*EXERCISE TASK*
Type out the records that follow, exactly as given.

++++++++

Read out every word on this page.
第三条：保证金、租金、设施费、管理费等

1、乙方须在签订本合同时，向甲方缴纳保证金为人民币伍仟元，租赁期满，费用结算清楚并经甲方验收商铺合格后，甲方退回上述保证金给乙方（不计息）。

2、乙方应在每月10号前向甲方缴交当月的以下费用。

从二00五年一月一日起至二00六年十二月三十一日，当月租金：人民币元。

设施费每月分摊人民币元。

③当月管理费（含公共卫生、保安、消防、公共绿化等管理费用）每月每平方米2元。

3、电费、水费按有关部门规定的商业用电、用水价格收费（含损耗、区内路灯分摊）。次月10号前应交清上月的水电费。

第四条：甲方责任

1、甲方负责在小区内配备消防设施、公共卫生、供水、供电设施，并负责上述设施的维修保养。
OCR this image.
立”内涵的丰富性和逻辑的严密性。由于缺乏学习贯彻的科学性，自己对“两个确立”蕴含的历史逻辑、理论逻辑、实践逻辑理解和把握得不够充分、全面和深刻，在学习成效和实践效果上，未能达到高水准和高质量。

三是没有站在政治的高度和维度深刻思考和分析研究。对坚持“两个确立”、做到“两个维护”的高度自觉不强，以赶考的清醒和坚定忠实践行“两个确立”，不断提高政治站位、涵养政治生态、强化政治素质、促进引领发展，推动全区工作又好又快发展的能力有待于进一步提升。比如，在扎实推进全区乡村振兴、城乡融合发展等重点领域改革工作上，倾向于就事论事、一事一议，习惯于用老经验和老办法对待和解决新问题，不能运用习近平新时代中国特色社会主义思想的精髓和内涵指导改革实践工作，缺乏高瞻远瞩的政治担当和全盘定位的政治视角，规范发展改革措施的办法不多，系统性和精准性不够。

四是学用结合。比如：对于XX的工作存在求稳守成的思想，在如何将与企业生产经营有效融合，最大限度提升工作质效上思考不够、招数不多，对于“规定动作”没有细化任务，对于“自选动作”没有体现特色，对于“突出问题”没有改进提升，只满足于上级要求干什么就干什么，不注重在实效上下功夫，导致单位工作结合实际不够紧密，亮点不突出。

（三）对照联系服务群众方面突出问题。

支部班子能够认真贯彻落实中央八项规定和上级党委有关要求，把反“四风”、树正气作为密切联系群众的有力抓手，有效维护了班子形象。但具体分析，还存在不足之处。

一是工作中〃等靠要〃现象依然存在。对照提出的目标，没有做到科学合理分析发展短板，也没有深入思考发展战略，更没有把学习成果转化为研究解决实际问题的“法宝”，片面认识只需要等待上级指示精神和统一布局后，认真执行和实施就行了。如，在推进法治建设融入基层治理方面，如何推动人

++++++++

*EXERCISE ANSWER*
Read out every word on this page.
第三条：保证金、租金、设施费、管理费等

1、乙方须在签订本合同时，向甲方缴纳保证金为人民币伍仟元，租赁期满，费用结算清楚并经甲方验收商铺合格后，甲方退回上述保证金给乙方（不计息）。

2、乙方应在每月10号前向甲方缴交当月的以下费用。

从二00五年一月一日起至二00六年十二月三十一日，当月租金：人民币元。

设施费每月分摊人民币元。

③当月管理费（含公共卫生、保安、消防、公共绿化等管理费用）每月每平方米2元。

3、电费、水费按有关部门规定的商业用电、用水价格收费（含损耗、区内路灯分摊）。次月10号前应交清上月的水电费。

第四条：甲方责任

1、甲方负责在小区内配备消防设施、公共卫生、供水、供电设施，并负责上述设施的维修保养。
OCR this image.
立”内涵的丰富性和逻辑的严密性。由于缺乏学习贯彻的科学性，自己对“两个确立”蕴含的历史逻辑、理论逻辑、实践逻辑理解和把握得不够充分、全面和深刻，在学习成效和实践效果上，未能达到高水准和高质量。

三是没有站在政治的高度和维度深刻思考和分析研究。对坚持“两个确立”、做到“两个维护”的高度自觉不强，以赶考的清醒和坚定忠实践行“两个确立”，不断提高政治站位、涵养政治生态、强化政治素质、促进引领发展，推动全区工作又好又快发展的能力有待于进一步提升。比如，在扎实推进全区乡村振兴、城乡融合发展等重点领域改革工作上，倾向于就事论事、一事一议，习惯于用老经验和老办法对待和解决新问题，不能运用习近平新时代中国特色社会主义思想的精髓和内涵指导改革实践工作，缺乏高瞻远瞩的政治担当和全盘定位的政治视角，规范发展改革措施的办法不多，系统性和精准性不够。

四是学用结合。比如：对于XX的工作存在求稳守成的思想，在如何将与企业生产经营有效融合，最大限度提升工作质效上思考不够、招数不多，对于“规定动作”没有细化任务，对于“自选动作”没有体现特色，对于“突出问题”没有改进提升，只满足于上级要求干什么就干什么，不注重在实效上下功夫，导致单位工作结合实际不够紧密，亮点不突出。

（三）对照联系服务群众方面突出问题。

支部班子能够认真贯彻落实中央八项规定和上级党委有关要求，把反“四风”、树正气作为密切联系群众的有力抓手，有效维护了班子形象。但具体分析，还存在不足之处。

一是工作中〃等靠要〃现象依然存在。对照提出的目标，没有做到科学合理分析发展短板，也没有深入思考发展战略，更没有把学习成果转化为研究解决实际问题的“法宝”，片面认识只需要等待上级指示精神和统一布局后，认真执行和实施就行了。如，在推进法治建设融入基层治理方面，如何推动人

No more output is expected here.